- _What to produce_
Reproduce the data below, swapping each "toc-num" for "toc-index" and leaving everything else unchanged.

- _Data records_
□ □ □
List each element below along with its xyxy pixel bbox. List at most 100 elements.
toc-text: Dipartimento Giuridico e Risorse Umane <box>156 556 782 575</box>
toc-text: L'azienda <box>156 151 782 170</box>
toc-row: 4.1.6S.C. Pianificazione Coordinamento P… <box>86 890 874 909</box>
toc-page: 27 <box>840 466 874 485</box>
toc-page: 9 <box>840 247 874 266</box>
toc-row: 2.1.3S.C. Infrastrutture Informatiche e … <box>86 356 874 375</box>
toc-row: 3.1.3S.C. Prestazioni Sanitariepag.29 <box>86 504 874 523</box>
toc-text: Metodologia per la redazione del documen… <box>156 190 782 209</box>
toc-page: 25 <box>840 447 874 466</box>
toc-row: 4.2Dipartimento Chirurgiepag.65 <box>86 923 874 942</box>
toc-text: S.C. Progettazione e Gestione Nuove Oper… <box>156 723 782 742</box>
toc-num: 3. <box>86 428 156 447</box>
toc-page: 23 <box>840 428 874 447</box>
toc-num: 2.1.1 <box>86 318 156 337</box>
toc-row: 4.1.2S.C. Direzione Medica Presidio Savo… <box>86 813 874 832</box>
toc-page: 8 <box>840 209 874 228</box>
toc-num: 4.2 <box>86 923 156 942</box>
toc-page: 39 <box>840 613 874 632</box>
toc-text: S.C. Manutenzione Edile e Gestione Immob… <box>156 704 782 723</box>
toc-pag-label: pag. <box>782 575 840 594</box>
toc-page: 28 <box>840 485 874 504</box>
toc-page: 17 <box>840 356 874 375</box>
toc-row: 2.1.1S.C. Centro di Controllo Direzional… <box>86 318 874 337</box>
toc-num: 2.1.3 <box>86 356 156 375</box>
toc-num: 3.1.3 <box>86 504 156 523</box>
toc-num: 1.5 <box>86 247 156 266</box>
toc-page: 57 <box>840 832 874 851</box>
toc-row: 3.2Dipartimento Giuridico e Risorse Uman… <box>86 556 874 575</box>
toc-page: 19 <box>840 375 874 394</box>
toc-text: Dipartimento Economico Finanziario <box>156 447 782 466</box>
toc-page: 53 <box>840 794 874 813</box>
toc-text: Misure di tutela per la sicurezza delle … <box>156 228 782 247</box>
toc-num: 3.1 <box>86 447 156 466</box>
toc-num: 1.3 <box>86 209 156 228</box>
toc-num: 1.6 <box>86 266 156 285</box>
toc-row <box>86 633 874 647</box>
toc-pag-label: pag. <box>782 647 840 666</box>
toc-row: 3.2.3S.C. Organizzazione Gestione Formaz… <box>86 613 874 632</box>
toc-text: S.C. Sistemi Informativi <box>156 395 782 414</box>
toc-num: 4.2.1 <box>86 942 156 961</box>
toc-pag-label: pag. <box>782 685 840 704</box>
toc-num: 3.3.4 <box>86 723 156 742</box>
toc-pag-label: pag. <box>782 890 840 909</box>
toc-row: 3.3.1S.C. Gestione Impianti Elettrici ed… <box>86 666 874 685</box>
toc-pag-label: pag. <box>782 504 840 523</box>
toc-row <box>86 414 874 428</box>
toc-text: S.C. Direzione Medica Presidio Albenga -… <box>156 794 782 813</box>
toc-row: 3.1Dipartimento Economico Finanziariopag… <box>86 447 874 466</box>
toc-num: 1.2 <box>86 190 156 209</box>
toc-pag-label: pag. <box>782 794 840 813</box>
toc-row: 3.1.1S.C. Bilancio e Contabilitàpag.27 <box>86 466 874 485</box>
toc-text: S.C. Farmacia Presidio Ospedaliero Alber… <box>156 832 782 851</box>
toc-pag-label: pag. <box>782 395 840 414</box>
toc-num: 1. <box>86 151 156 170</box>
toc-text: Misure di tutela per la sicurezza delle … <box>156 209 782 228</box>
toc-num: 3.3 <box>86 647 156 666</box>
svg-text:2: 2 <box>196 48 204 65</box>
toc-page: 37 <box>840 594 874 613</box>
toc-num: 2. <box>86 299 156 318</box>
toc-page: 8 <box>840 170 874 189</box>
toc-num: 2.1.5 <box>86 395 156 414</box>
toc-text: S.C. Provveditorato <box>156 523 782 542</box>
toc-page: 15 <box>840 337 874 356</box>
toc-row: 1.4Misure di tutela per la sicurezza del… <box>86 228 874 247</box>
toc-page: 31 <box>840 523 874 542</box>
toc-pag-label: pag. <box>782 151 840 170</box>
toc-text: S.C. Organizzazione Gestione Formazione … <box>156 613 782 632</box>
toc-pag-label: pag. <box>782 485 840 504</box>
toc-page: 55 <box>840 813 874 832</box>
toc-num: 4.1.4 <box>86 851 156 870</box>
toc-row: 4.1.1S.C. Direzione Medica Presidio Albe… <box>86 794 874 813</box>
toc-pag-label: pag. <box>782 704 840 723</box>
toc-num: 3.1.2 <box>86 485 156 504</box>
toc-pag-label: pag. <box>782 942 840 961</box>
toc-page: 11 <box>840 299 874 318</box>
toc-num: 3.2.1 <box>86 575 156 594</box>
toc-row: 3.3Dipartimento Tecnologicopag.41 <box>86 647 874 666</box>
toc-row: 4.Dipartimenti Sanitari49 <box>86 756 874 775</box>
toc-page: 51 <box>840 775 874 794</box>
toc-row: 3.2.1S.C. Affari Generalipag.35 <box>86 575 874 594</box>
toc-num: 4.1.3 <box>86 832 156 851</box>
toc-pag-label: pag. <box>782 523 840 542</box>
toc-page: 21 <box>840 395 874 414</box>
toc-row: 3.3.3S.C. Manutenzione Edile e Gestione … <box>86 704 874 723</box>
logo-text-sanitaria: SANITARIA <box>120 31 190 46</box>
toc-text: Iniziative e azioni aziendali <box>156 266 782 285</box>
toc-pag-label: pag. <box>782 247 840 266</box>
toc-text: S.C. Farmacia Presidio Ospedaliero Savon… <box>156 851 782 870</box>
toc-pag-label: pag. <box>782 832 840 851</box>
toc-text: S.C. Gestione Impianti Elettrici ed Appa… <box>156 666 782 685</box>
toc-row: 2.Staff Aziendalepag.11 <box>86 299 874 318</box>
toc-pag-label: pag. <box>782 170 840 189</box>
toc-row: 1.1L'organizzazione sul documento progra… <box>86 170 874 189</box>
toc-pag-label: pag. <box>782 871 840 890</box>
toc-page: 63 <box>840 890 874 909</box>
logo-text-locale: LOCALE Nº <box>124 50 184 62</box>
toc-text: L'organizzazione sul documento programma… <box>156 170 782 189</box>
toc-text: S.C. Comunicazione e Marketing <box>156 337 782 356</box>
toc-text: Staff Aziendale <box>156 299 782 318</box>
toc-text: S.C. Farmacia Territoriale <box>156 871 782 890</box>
□ □ □
- _Reply_
List each element below along with its xyxy pixel bbox. List at most 100 elements.
toc-text: Dipartimento Giuridico e Risorse Umane <box>156 556 782 575</box>
toc-text: L'azienda <box>156 151 782 170</box>
toc-row: 4.1.6S.C. Pianificazione Coordinamento P… <box>86 890 874 909</box>
toc-page: 27 <box>840 466 874 485</box>
toc-page: 9 <box>840 247 874 266</box>
toc-row: 2.1.3S.C. Infrastrutture Informatiche e … <box>86 356 874 375</box>
toc-row: 3.1.3S.C. Prestazioni Sanitariepag.29 <box>86 504 874 523</box>
toc-text: Metodologia per la redazione del documen… <box>156 190 782 209</box>
toc-page: 25 <box>840 447 874 466</box>
toc-row: 4.2Dipartimento Chirurgiepag.65 <box>86 923 874 942</box>
toc-text: S.C. Progettazione e Gestione Nuove Oper… <box>156 723 782 742</box>
toc-index: 3. <box>86 428 156 447</box>
toc-page: 23 <box>840 428 874 447</box>
toc-index: 2.1.1 <box>86 318 156 337</box>
toc-row: 4.1.2S.C. Direzione Medica Presidio Savo… <box>86 813 874 832</box>
toc-page: 8 <box>840 209 874 228</box>
toc-index: 4.2 <box>86 923 156 942</box>
toc-page: 39 <box>840 613 874 632</box>
toc-text: S.C. Manutenzione Edile e Gestione Immob… <box>156 704 782 723</box>
toc-pag-label: pag. <box>782 575 840 594</box>
toc-page: 28 <box>840 485 874 504</box>
toc-page: 17 <box>840 356 874 375</box>
toc-row: 2.1.1S.C. Centro di Controllo Direzional… <box>86 318 874 337</box>
toc-index: 2.1.3 <box>86 356 156 375</box>
toc-index: 3.1.3 <box>86 504 156 523</box>
toc-index: 1.5 <box>86 247 156 266</box>
toc-page: 57 <box>840 832 874 851</box>
toc-row: 3.2Dipartimento Giuridico e Risorse Uman… <box>86 556 874 575</box>
toc-page: 19 <box>840 375 874 394</box>
toc-text: Dipartimento Economico Finanziario <box>156 447 782 466</box>
toc-page: 53 <box>840 794 874 813</box>
toc-text: Misure di tutela per la sicurezza delle … <box>156 228 782 247</box>
toc-index: 3.1 <box>86 447 156 466</box>
toc-index: 1.3 <box>86 209 156 228</box>
toc-index: 1.6 <box>86 266 156 285</box>
toc-row <box>86 633 874 647</box>
toc-pag-label: pag. <box>782 647 840 666</box>
toc-row: 3.2.3S.C. Organizzazione Gestione Formaz… <box>86 613 874 632</box>
toc-text: S.C. Sistemi Informativi <box>156 395 782 414</box>
toc-index: 4.2.1 <box>86 942 156 961</box>
toc-pag-label: pag. <box>782 685 840 704</box>
toc-index: 3.3.4 <box>86 723 156 742</box>
toc-pag-label: pag. <box>782 890 840 909</box>
toc-row: 3.3.1S.C. Gestione Impianti Elettrici ed… <box>86 666 874 685</box>
toc-pag-label: pag. <box>782 504 840 523</box>
toc-row <box>86 414 874 428</box>
toc-text: S.C. Direzione Medica Presidio Albenga -… <box>156 794 782 813</box>
toc-row: 3.1Dipartimento Economico Finanziariopag… <box>86 447 874 466</box>
toc-index: 1.2 <box>86 190 156 209</box>
toc-pag-label: pag. <box>782 794 840 813</box>
toc-row: 3.1.1S.C. Bilancio e Contabilitàpag.27 <box>86 466 874 485</box>
toc-text: S.C. Farmacia Presidio Ospedaliero Alber… <box>156 832 782 851</box>
toc-pag-label: pag. <box>782 395 840 414</box>
toc-index: 1. <box>86 151 156 170</box>
toc-text: Misure di tutela per la sicurezza delle … <box>156 209 782 228</box>
toc-index: 3.3 <box>86 647 156 666</box>
svg-text:2: 2 <box>196 48 204 65</box>
toc-page: 37 <box>840 594 874 613</box>
toc-index: 2. <box>86 299 156 318</box>
toc-page: 8 <box>840 170 874 189</box>
toc-index: 2.1.5 <box>86 395 156 414</box>
toc-text: S.C. Provveditorato <box>156 523 782 542</box>
toc-page: 15 <box>840 337 874 356</box>
toc-row: 1.4Misure di tutela per la sicurezza del… <box>86 228 874 247</box>
toc-page: 31 <box>840 523 874 542</box>
toc-pag-label: pag. <box>782 151 840 170</box>
toc-text: S.C. Organizzazione Gestione Formazione … <box>156 613 782 632</box>
toc-pag-label: pag. <box>782 485 840 504</box>
toc-page: 55 <box>840 813 874 832</box>
toc-index: 4.1.4 <box>86 851 156 870</box>
toc-row: 4.1.1S.C. Direzione Medica Presidio Albe… <box>86 794 874 813</box>
toc-pag-label: pag. <box>782 704 840 723</box>
toc-index: 3.1.2 <box>86 485 156 504</box>
toc-pag-label: pag. <box>782 942 840 961</box>
toc-page: 11 <box>840 299 874 318</box>
toc-index: 3.2.1 <box>86 575 156 594</box>
toc-row: 3.3Dipartimento Tecnologicopag.41 <box>86 647 874 666</box>
toc-row: 4.Dipartimenti Sanitari49 <box>86 756 874 775</box>
toc-page: 51 <box>840 775 874 794</box>
toc-row: 3.2.1S.C. Affari Generalipag.35 <box>86 575 874 594</box>
toc-index: 4.1.3 <box>86 832 156 851</box>
toc-pag-label: pag. <box>782 523 840 542</box>
toc-page: 21 <box>840 395 874 414</box>
toc-row: 3.3.3S.C. Manutenzione Edile e Gestione … <box>86 704 874 723</box>
logo-text-sanitaria: SANITARIA <box>120 31 190 46</box>
toc-text: Iniziative e azioni aziendali <box>156 266 782 285</box>
toc-pag-label: pag. <box>782 247 840 266</box>
toc-text: S.C. Farmacia Presidio Ospedaliero Savon… <box>156 851 782 870</box>
toc-pag-label: pag. <box>782 832 840 851</box>
toc-text: S.C. Gestione Impianti Elettrici ed Appa… <box>156 666 782 685</box>
toc-row: 2.Staff Aziendalepag.11 <box>86 299 874 318</box>
toc-pag-label: pag. <box>782 170 840 189</box>
toc-row: 1.1L'organizzazione sul documento progra… <box>86 170 874 189</box>
toc-pag-label: pag. <box>782 871 840 890</box>
toc-page: 63 <box>840 890 874 909</box>
logo-text-locale: LOCALE Nº <box>124 50 184 62</box>
toc-text: L'organizzazione sul documento programma… <box>156 170 782 189</box>
toc-text: S.C. Comunicazione e Marketing <box>156 337 782 356</box>
toc-text: Staff Aziendale <box>156 299 782 318</box>
toc-text: S.C. Farmacia Territoriale <box>156 871 782 890</box>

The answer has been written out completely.